*Selection:*
Static Membership (KIP-345)

props.put("group.instance.id", "consumer-1");  // Unique instance ID

Behavior:

On restart, consumer with the same group.instance.id does not trigger rebalance
Coordinator waits session.timeout.ms before exclusion
On return — gets the same partitions
Reduces churn during rolling deploy

Edge Cases (3+)

Split-Brain Consumer Group: On network partition, consumers may lose connection to coordinator. If session.timeout.ms expires, coordinator excludes them and triggers rebalance. On network recovery, “old” consumers think they’re still in the group, while “new” ones already got their partitions. Result: duplicate processing — two consumers read the same partition. Solution: session.timeout.ms should be large enough, use static membership.
Offset Commit Race Condition: Consumer A reads offset 100-150, starts processing. Rebalance → partition moves to Consumer B. Consumer A finishes processing and commits offset 151. Consumer B starts from offset 151, but messages 100-150 weren’t yet processed by Consumer A (processing was async). Solution: commitSync in onPartitionsRevoked + blocking processing.
__consumer_offsets Partition Unavailable: If the __consumer_offsets partition holding group offsets becomes unavailable (leader down, ISR < min.insync.replicas), consumers cannot commit offsets. They continue reading, but on restart will start from the last saved offset → possible duplication. With min.insync.replicas=2 and RF=3 this is unlikely, but possible with double failure.
Max Poll Records + Slow Processing: max.poll.records=500, processing one message takes 1 second. Processing 500 messages = 500 seconds. max.poll.interval.ms=300000 (5 minutes). Consumer doesn’t call poll() within 5 minutes → coordinator excludes → rebalance. Solution: Reduce max.poll.records or increase max.poll.interval.ms.

*The tasks:*
**1)** In the notes on consumer group edge cases, what two fixes are given for a consumer that takes too long between poll() calls?
**2)** Continue the notes on consumer group edge cases, picking up right after the fix given for slow processing.

*Supplied material:*
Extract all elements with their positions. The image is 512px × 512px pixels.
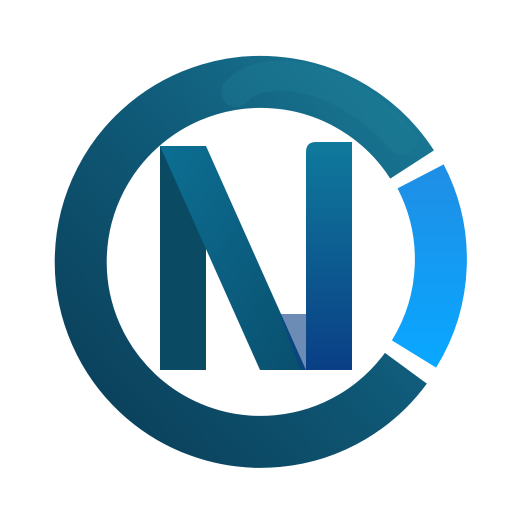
- ring-blue-segment: [391, 164, 467, 368]
- n-circle-logo: [54, 55, 467, 468]
- logo-canvas: [0, 0, 512, 512]
- letter-n-right-stem: [306, 142, 352, 370]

*Answers given:*
**1)** Reduce max.poll.records or increase max.poll.interval.ms.

**2)**
Consumer Group with 0 active consumers: Group exists in __consumer_offsets, but all consumers are offline. When a new consumer starts, it gets all partitions and starts from the last committed offset. If offsets are old (retention expired), it starts from auto.offset.reset (earliest/latest). This can cause massive replay or data skip.

Performance Numbers

Metric	Value	Conditions
Rebalance time (eager)	5-30 seconds	Depends on group size
Rebalance time (cooperative)	1-5 seconds	Step-by-step movement
Heartbeat interval	3-10 seconds	1/3 of session.timeout.ms
Offset commit latency	1-5 ms	Synchronous, local broker
__consumer_offsets throughput	~10K commits/sec	50 partitions
Max consumers per group	Limited by partitions	Practically: hundreds

Production War Story

Situation: Payment processor with 15 consumers in group payment-processors (15 partitions). Used Range assignor and eager rebalancing. During rolling deploy (sequential restart of all 15 pods in Kubernetes), each pod triggered a rebalance.

Problem: 15 sequential rebalances took 15 × 15 seconds = 225 seconds of downtime. During this time, lag grew to 200K messages. After recovery, some payments were processed twice (offset commit race condition).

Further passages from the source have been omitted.